## THE REQUEST
Search the material for "user" and show all lines that contain it.
════════
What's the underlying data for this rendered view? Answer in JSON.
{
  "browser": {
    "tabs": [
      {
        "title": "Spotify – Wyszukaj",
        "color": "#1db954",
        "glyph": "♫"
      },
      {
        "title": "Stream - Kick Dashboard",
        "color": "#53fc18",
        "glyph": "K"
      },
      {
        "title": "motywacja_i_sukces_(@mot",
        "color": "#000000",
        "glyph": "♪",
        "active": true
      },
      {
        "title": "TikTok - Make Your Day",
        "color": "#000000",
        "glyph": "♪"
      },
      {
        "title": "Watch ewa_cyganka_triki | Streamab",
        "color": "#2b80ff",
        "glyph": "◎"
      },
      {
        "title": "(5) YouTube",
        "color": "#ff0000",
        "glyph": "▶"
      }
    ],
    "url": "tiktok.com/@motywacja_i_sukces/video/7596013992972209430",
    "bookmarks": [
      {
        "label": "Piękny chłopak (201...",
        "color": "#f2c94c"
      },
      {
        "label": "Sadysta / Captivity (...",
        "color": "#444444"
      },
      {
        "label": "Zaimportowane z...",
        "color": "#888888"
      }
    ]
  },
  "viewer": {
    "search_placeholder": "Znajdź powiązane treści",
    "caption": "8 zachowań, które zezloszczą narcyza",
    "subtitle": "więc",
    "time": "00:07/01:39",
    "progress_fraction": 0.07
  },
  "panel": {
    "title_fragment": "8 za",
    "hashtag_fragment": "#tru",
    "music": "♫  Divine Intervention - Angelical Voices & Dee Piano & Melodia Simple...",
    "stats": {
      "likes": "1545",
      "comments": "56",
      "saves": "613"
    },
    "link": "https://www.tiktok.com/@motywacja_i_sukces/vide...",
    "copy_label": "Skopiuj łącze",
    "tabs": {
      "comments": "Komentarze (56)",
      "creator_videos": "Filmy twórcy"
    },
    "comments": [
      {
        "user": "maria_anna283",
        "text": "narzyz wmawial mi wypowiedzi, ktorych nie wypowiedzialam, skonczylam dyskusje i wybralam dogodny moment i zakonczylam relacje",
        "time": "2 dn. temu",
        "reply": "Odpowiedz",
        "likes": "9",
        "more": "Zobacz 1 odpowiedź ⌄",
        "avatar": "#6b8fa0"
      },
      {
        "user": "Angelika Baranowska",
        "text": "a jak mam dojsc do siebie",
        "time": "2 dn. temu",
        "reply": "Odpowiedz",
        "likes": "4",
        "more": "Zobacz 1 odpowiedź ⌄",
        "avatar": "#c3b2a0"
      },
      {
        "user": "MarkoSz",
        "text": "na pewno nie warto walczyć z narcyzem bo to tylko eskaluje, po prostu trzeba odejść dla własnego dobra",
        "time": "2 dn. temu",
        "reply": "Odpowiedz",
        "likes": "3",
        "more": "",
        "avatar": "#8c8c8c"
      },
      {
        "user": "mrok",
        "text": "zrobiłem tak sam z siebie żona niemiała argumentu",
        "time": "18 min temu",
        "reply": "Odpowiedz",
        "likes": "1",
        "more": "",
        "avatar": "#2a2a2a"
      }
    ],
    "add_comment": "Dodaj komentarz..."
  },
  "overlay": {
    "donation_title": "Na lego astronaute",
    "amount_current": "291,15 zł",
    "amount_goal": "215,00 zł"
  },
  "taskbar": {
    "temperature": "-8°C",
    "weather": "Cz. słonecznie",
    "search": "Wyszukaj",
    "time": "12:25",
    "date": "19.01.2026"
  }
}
════════
## CORRECT OUTPUT
        "user": "maria_anna283",
        "user": "Angelika Baranowska",
        "user": "MarkoSz",
        "user": "mrok",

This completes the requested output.